**Task directions:**
Look through the entries below and report how many lines hold the string "JSON". Only the number is wanted.

**Data:**

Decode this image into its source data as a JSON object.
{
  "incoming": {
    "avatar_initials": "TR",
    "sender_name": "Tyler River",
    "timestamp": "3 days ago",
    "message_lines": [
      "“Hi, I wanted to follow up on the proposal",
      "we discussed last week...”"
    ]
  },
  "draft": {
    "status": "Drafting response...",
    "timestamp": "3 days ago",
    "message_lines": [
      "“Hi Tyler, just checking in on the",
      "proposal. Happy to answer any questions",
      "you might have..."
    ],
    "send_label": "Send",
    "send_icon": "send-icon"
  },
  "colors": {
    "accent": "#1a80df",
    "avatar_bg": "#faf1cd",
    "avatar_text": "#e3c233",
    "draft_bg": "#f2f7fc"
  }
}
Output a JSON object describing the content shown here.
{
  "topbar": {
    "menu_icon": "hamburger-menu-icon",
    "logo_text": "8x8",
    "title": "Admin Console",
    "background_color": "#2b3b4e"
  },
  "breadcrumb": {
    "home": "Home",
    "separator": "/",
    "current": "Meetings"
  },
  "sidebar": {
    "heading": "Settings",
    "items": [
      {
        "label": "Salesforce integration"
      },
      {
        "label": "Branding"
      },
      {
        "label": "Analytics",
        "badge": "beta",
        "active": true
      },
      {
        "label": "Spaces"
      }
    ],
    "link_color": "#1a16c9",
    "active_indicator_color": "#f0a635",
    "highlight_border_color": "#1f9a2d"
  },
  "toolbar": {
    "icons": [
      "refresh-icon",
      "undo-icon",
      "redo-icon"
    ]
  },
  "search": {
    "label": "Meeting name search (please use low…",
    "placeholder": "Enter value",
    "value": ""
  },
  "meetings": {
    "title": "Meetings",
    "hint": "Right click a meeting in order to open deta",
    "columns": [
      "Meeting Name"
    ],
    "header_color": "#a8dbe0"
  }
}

**Finished task:**
2